--- Start of PROVIDED RECORDS ---
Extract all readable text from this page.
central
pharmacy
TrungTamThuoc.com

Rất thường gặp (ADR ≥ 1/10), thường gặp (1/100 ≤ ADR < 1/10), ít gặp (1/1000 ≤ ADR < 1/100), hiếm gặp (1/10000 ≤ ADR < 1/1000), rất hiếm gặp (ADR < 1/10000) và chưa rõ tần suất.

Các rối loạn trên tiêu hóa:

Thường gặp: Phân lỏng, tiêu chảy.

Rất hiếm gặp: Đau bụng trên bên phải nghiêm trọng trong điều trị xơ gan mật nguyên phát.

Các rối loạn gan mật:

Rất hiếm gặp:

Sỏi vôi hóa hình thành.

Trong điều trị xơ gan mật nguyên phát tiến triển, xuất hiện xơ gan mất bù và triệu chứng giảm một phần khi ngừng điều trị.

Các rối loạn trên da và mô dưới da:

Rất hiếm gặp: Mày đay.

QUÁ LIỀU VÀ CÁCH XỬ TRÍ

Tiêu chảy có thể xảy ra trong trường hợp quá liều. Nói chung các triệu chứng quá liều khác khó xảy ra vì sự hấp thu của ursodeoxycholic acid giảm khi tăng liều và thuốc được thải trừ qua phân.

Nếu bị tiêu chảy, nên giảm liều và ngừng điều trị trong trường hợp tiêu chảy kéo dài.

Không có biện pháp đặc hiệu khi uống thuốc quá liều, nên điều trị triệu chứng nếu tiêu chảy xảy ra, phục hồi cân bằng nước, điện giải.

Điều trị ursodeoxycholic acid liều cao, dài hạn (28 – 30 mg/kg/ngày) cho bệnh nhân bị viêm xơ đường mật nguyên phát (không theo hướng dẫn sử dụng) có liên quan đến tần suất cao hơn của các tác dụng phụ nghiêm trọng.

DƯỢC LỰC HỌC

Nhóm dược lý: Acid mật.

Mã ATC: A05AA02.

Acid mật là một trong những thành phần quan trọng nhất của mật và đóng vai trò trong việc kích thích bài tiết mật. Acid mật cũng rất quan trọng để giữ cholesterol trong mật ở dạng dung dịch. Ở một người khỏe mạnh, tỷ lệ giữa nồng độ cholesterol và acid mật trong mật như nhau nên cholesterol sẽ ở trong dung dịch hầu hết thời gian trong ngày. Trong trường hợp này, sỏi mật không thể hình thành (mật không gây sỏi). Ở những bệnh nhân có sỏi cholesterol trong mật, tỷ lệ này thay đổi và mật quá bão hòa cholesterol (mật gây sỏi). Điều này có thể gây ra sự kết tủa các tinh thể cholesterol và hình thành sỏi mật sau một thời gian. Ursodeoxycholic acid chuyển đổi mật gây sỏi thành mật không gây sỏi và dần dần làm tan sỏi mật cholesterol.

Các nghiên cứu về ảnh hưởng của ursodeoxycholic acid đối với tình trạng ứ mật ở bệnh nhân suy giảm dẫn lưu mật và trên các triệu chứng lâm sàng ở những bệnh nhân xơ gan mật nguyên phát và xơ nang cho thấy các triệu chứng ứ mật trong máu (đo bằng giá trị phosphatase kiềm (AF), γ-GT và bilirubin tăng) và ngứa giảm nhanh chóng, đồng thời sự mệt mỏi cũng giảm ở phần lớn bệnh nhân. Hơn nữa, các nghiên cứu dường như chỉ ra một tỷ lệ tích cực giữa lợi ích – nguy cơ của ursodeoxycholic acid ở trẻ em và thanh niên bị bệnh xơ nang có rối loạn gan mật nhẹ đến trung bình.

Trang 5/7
--- End of PROVIDED RECORDS ---
Transcribe the material above word for word.

Extract all readable text from this page.
central
pharmacy
TrungTamThuoc.com

Rất thường gặp (ADR ≥ 1/10), thường gặp (1/100 ≤ ADR < 1/10), ít gặp (1/1000 ≤ ADR < 1/100), hiếm gặp (1/10000 ≤ ADR < 1/1000), rất hiếm gặp (ADR < 1/10000) và chưa rõ tần suất.

Các rối loạn trên tiêu hóa:

Thường gặp: Phân lỏng, tiêu chảy.

Rất hiếm gặp: Đau bụng trên bên phải nghiêm trọng trong điều trị xơ gan mật nguyên phát.

Các rối loạn gan mật:

Rất hiếm gặp:

Sỏi vôi hóa hình thành.

Trong điều trị xơ gan mật nguyên phát tiến triển, xuất hiện xơ gan mất bù và triệu chứng giảm một phần khi ngừng điều trị.

Các rối loạn trên da và mô dưới da:

Rất hiếm gặp: Mày đay.

QUÁ LIỀU VÀ CÁCH XỬ TRÍ

Tiêu chảy có thể xảy ra trong trường hợp quá liều. Nói chung các triệu chứng quá liều khác khó xảy ra vì sự hấp thu của ursodeoxycholic acid giảm khi tăng liều và thuốc được thải trừ qua phân.

Nếu bị tiêu chảy, nên giảm liều và ngừng điều trị trong trường hợp tiêu chảy kéo dài.

Không có biện pháp đặc hiệu khi uống thuốc quá liều, nên điều trị triệu chứng nếu tiêu chảy xảy ra, phục hồi cân bằng nước, điện giải.

Điều trị ursodeoxycholic acid liều cao, dài hạn (28 – 30 mg/kg/ngày) cho bệnh nhân bị viêm xơ đường mật nguyên phát (không theo hướng dẫn sử dụng) có liên quan đến tần suất cao hơn của các tác dụng phụ nghiêm trọng.

DƯỢC LỰC HỌC

Nhóm dược lý: Acid mật.

Mã ATC: A05AA02.

Acid mật là một trong những thành phần quan trọng nhất của mật và đóng vai trò trong việc kích thích bài tiết mật. Acid mật cũng rất quan trọng để giữ cholesterol trong mật ở dạng dung dịch. Ở một người khỏe mạnh, tỷ lệ giữa nồng độ cholesterol và acid mật trong mật như nhau nên cholesterol sẽ ở trong dung dịch hầu hết thời gian trong ngày. Trong trường hợp này, sỏi mật không thể hình thành (mật không gây sỏi). Ở những bệnh nhân có sỏi cholesterol trong mật, tỷ lệ này thay đổi và mật quá bão hòa cholesterol (mật gây sỏi). Điều này có thể gây ra sự kết tủa các tinh thể cholesterol và hình thành sỏi mật sau một thời gian. Ursodeoxycholic acid chuyển đổi mật gây sỏi thành mật không gây sỏi và dần dần làm tan sỏi mật cholesterol.

Các nghiên cứu về ảnh hưởng của ursodeoxycholic acid đối với tình trạng ứ mật ở bệnh nhân suy giảm dẫn lưu mật và trên các triệu chứng lâm sàng ở những bệnh nhân xơ gan mật nguyên phát và xơ nang cho thấy các triệu chứng ứ mật trong máu (đo bằng giá trị phosphatase kiềm (AF), γ-GT và bilirubin tăng) và ngứa giảm nhanh chóng, đồng thời sự mệt mỏi cũng giảm ở phần lớn bệnh nhân. Hơn nữa, các nghiên cứu dường như chỉ ra một tỷ lệ tích cực giữa lợi ích – nguy cơ của ursodeoxycholic acid ở trẻ em và thanh niên bị bệnh xơ nang có rối loạn gan mật nhẹ đến trung bình.

Trang 5/7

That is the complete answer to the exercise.